Reproduce the data below word for word, keeping every line unchanged and in its original order.

Excerpt from a data file

** Start **

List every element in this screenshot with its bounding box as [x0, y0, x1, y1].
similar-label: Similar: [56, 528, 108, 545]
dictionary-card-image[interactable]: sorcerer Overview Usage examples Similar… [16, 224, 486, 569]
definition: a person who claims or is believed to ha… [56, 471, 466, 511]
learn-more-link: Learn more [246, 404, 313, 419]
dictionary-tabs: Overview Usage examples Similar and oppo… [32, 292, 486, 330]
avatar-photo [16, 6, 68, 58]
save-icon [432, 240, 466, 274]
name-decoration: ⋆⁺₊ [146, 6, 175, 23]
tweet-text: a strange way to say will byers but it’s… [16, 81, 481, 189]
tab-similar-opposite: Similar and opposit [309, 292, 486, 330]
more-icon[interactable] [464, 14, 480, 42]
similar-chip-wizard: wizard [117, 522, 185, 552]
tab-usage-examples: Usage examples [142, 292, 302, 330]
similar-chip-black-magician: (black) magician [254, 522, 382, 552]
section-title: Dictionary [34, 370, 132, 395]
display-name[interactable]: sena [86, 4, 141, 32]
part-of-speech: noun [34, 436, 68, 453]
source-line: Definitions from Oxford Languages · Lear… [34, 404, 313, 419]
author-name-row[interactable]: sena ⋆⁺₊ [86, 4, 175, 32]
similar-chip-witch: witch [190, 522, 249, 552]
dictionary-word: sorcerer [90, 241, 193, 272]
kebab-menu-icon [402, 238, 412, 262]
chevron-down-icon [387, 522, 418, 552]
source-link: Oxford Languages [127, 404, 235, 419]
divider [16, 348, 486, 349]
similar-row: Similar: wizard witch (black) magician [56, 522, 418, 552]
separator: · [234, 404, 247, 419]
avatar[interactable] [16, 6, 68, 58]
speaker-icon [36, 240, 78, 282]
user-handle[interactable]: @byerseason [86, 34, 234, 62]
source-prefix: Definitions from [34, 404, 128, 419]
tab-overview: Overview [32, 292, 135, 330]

** End **

== Problem solution ==
List every element in this screenshot with its bounding box as [x0, y0, x1, y1].
similar-label: Similar: [56, 528, 108, 545]
dictionary-card-image[interactable]: sorcerer Overview Usage examples Similar… [16, 224, 486, 569]
definition: a person who claims or is believed to ha… [56, 471, 466, 511]
learn-more-link: Learn more [246, 404, 313, 419]
dictionary-tabs: Overview Usage examples Similar and oppo… [32, 292, 486, 330]
avatar-photo [16, 6, 68, 58]
save-icon [432, 240, 466, 274]
name-decoration: ⋆⁺₊ [146, 6, 175, 23]
tweet-text: a strange way to say will byers but it’s… [16, 81, 481, 189]
tab-similar-opposite: Similar and opposit [309, 292, 486, 330]
more-icon[interactable] [464, 14, 480, 42]
similar-chip-wizard: wizard [117, 522, 185, 552]
tab-usage-examples: Usage examples [142, 292, 302, 330]
similar-chip-black-magician: (black) magician [254, 522, 382, 552]
section-title: Dictionary [34, 370, 132, 395]
display-name[interactable]: sena [86, 4, 141, 32]
part-of-speech: noun [34, 436, 68, 453]
source-line: Definitions from Oxford Languages · Lear… [34, 404, 313, 419]
author-name-row[interactable]: sena ⋆⁺₊ [86, 4, 175, 32]
similar-chip-witch: witch [190, 522, 249, 552]
dictionary-word: sorcerer [90, 241, 193, 272]
kebab-menu-icon [402, 238, 412, 262]
chevron-down-icon [387, 522, 418, 552]
source-link: Oxford Languages [127, 404, 235, 419]
divider [16, 348, 486, 349]
similar-row: Similar: wizard witch (black) magician [56, 522, 418, 552]
separator: · [234, 404, 247, 419]
avatar[interactable] [16, 6, 68, 58]
speaker-icon [36, 240, 78, 282]
user-handle[interactable]: @byerseason [86, 34, 234, 62]
source-prefix: Definitions from [34, 404, 128, 419]
tab-overview: Overview [32, 292, 135, 330]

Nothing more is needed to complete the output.